* BEGIN Supplied information *
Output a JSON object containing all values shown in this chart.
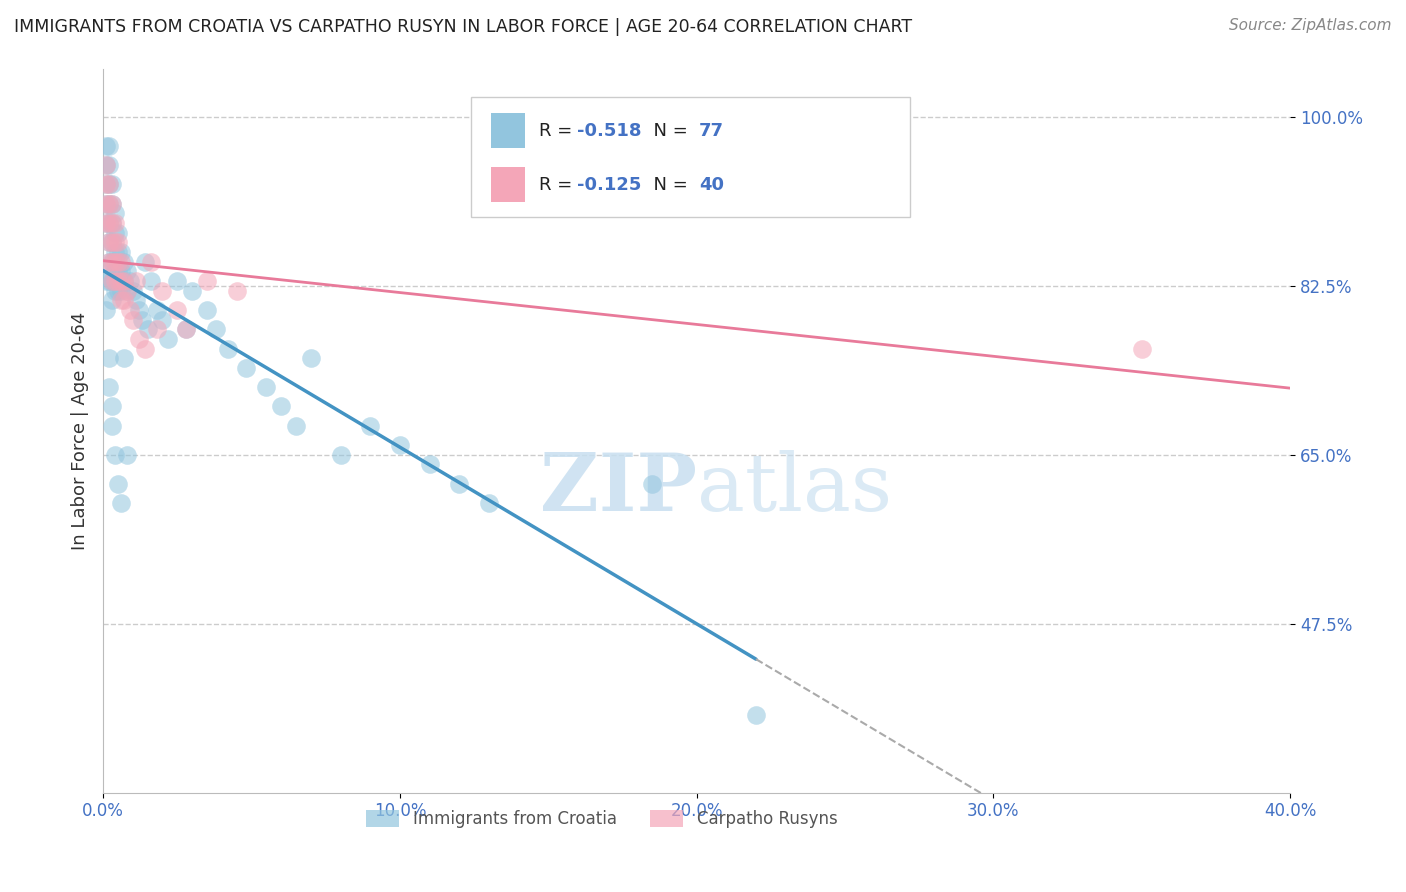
{
  "title": "IMMIGRANTS FROM CROATIA VS CARPATHO RUSYN IN LABOR FORCE | AGE 20-64 CORRELATION CHART",
  "source": "Source: ZipAtlas.com",
  "ylabel": "In Labor Force | Age 20-64",
  "legend_entry1": "Immigrants from Croatia",
  "legend_entry2": "Carpatho Rusyns",
  "r1": -0.518,
  "n1": 77,
  "r2": -0.125,
  "n2": 40,
  "color1": "#92c5de",
  "color2": "#f4a6b8",
  "line_color1": "#4393c3",
  "line_color2": "#e87a9a",
  "xlim": [
    0.0,
    0.4
  ],
  "ylim": [
    0.3,
    1.05
  ],
  "yticks": [
    0.475,
    0.65,
    0.825,
    1.0
  ],
  "ytick_labels": [
    "47.5%",
    "65.0%",
    "82.5%",
    "100.0%"
  ],
  "xticks": [
    0.0,
    0.1,
    0.2,
    0.3,
    0.4
  ],
  "xtick_labels": [
    "0.0%",
    "10.0%",
    "20.0%",
    "30.0%",
    "40.0%"
  ],
  "watermark_zip": "ZIP",
  "watermark_atlas": "atlas",
  "croatia_x": [
    0.001,
    0.001,
    0.001,
    0.001,
    0.001,
    0.002,
    0.002,
    0.002,
    0.002,
    0.002,
    0.002,
    0.002,
    0.002,
    0.003,
    0.003,
    0.003,
    0.003,
    0.003,
    0.003,
    0.003,
    0.004,
    0.004,
    0.004,
    0.004,
    0.004,
    0.005,
    0.005,
    0.005,
    0.005,
    0.006,
    0.006,
    0.006,
    0.007,
    0.007,
    0.008,
    0.008,
    0.009,
    0.01,
    0.011,
    0.012,
    0.013,
    0.014,
    0.015,
    0.016,
    0.018,
    0.02,
    0.022,
    0.025,
    0.028,
    0.03,
    0.035,
    0.038,
    0.042,
    0.048,
    0.055,
    0.06,
    0.065,
    0.07,
    0.08,
    0.09,
    0.1,
    0.11,
    0.12,
    0.13,
    0.001,
    0.001,
    0.002,
    0.002,
    0.003,
    0.003,
    0.004,
    0.005,
    0.006,
    0.007,
    0.008,
    0.185,
    0.22
  ],
  "croatia_y": [
    0.97,
    0.95,
    0.93,
    0.91,
    0.89,
    0.97,
    0.95,
    0.93,
    0.91,
    0.89,
    0.87,
    0.85,
    0.83,
    0.93,
    0.91,
    0.89,
    0.87,
    0.85,
    0.83,
    0.81,
    0.9,
    0.88,
    0.86,
    0.84,
    0.82,
    0.88,
    0.86,
    0.84,
    0.82,
    0.86,
    0.84,
    0.82,
    0.85,
    0.83,
    0.84,
    0.82,
    0.83,
    0.82,
    0.81,
    0.8,
    0.79,
    0.85,
    0.78,
    0.83,
    0.8,
    0.79,
    0.77,
    0.83,
    0.78,
    0.82,
    0.8,
    0.78,
    0.76,
    0.74,
    0.72,
    0.7,
    0.68,
    0.75,
    0.65,
    0.68,
    0.66,
    0.64,
    0.62,
    0.6,
    0.83,
    0.8,
    0.75,
    0.72,
    0.7,
    0.68,
    0.65,
    0.62,
    0.6,
    0.75,
    0.65,
    0.62,
    0.38
  ],
  "rusyn_x": [
    0.001,
    0.001,
    0.001,
    0.001,
    0.002,
    0.002,
    0.002,
    0.002,
    0.002,
    0.003,
    0.003,
    0.003,
    0.003,
    0.003,
    0.004,
    0.004,
    0.004,
    0.004,
    0.005,
    0.005,
    0.005,
    0.006,
    0.006,
    0.006,
    0.007,
    0.007,
    0.008,
    0.009,
    0.01,
    0.011,
    0.012,
    0.014,
    0.016,
    0.018,
    0.02,
    0.025,
    0.028,
    0.035,
    0.045,
    0.35
  ],
  "rusyn_y": [
    0.95,
    0.93,
    0.91,
    0.89,
    0.93,
    0.91,
    0.89,
    0.87,
    0.85,
    0.91,
    0.89,
    0.87,
    0.85,
    0.83,
    0.89,
    0.87,
    0.85,
    0.83,
    0.87,
    0.85,
    0.83,
    0.85,
    0.83,
    0.81,
    0.83,
    0.81,
    0.82,
    0.8,
    0.79,
    0.83,
    0.77,
    0.76,
    0.85,
    0.78,
    0.82,
    0.8,
    0.78,
    0.83,
    0.82,
    0.76
  ]
}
* END Supplied information *
> **Written request**:
Omit all pictures while transcribing the entries verbatim.

> **Answer**:
Output a JSON object containing all values shown in this chart.
{
  "title": "IMMIGRANTS FROM CROATIA VS CARPATHO RUSYN IN LABOR FORCE | AGE 20-64 CORRELATION CHART",
  "source": "Source: ZipAtlas.com",
  "ylabel": "In Labor Force | Age 20-64",
  "legend_entry1": "Immigrants from Croatia",
  "legend_entry2": "Carpatho Rusyns",
  "r1": -0.518,
  "n1": 77,
  "r2": -0.125,
  "n2": 40,
  "color1": "#92c5de",
  "color2": "#f4a6b8",
  "line_color1": "#4393c3",
  "line_color2": "#e87a9a",
  "xlim": [
    0.0,
    0.4
  ],
  "ylim": [
    0.3,
    1.05
  ],
  "yticks": [
    0.475,
    0.65,
    0.825,
    1.0
  ],
  "ytick_labels": [
    "47.5%",
    "65.0%",
    "82.5%",
    "100.0%"
  ],
  "xticks": [
    0.0,
    0.1,
    0.2,
    0.3,
    0.4
  ],
  "xtick_labels": [
    "0.0%",
    "10.0%",
    "20.0%",
    "30.0%",
    "40.0%"
  ],
  "watermark_zip": "ZIP",
  "watermark_atlas": "atlas",
  "croatia_x": [
    0.001,
    0.001,
    0.001,
    0.001,
    0.001,
    0.002,
    0.002,
    0.002,
    0.002,
    0.002,
    0.002,
    0.002,
    0.002,
    0.003,
    0.003,
    0.003,
    0.003,
    0.003,
    0.003,
    0.003,
    0.004,
    0.004,
    0.004,
    0.004,
    0.004,
    0.005,
    0.005,
    0.005,
    0.005,
    0.006,
    0.006,
    0.006,
    0.007,
    0.007,
    0.008,
    0.008,
    0.009,
    0.01,
    0.011,
    0.012,
    0.013,
    0.014,
    0.015,
    0.016,
    0.018,
    0.02,
    0.022,
    0.025,
    0.028,
    0.03,
    0.035,
    0.038,
    0.042,
    0.048,
    0.055,
    0.06,
    0.065,
    0.07,
    0.08,
    0.09,
    0.1,
    0.11,
    0.12,
    0.13,
    0.001,
    0.001,
    0.002,
    0.002,
    0.003,
    0.003,
    0.004,
    0.005,
    0.006,
    0.007,
    0.008,
    0.185,
    0.22
  ],
  "croatia_y": [
    0.97,
    0.95,
    0.93,
    0.91,
    0.89,
    0.97,
    0.95,
    0.93,
    0.91,
    0.89,
    0.87,
    0.85,
    0.83,
    0.93,
    0.91,
    0.89,
    0.87,
    0.85,
    0.83,
    0.81,
    0.9,
    0.88,
    0.86,
    0.84,
    0.82,
    0.88,
    0.86,
    0.84,
    0.82,
    0.86,
    0.84,
    0.82,
    0.85,
    0.83,
    0.84,
    0.82,
    0.83,
    0.82,
    0.81,
    0.8,
    0.79,
    0.85,
    0.78,
    0.83,
    0.8,
    0.79,
    0.77,
    0.83,
    0.78,
    0.82,
    0.8,
    0.78,
    0.76,
    0.74,
    0.72,
    0.7,
    0.68,
    0.75,
    0.65,
    0.68,
    0.66,
    0.64,
    0.62,
    0.6,
    0.83,
    0.8,
    0.75,
    0.72,
    0.7,
    0.68,
    0.65,
    0.62,
    0.6,
    0.75,
    0.65,
    0.62,
    0.38
  ],
  "rusyn_x": [
    0.001,
    0.001,
    0.001,
    0.001,
    0.002,
    0.002,
    0.002,
    0.002,
    0.002,
    0.003,
    0.003,
    0.003,
    0.003,
    0.003,
    0.004,
    0.004,
    0.004,
    0.004,
    0.005,
    0.005,
    0.005,
    0.006,
    0.006,
    0.006,
    0.007,
    0.007,
    0.008,
    0.009,
    0.01,
    0.011,
    0.012,
    0.014,
    0.016,
    0.018,
    0.02,
    0.025,
    0.028,
    0.035,
    0.045,
    0.35
  ],
  "rusyn_y": [
    0.95,
    0.93,
    0.91,
    0.89,
    0.93,
    0.91,
    0.89,
    0.87,
    0.85,
    0.91,
    0.89,
    0.87,
    0.85,
    0.83,
    0.89,
    0.87,
    0.85,
    0.83,
    0.87,
    0.85,
    0.83,
    0.85,
    0.83,
    0.81,
    0.83,
    0.81,
    0.82,
    0.8,
    0.79,
    0.83,
    0.77,
    0.76,
    0.85,
    0.78,
    0.82,
    0.8,
    0.78,
    0.83,
    0.82,
    0.76
  ]
}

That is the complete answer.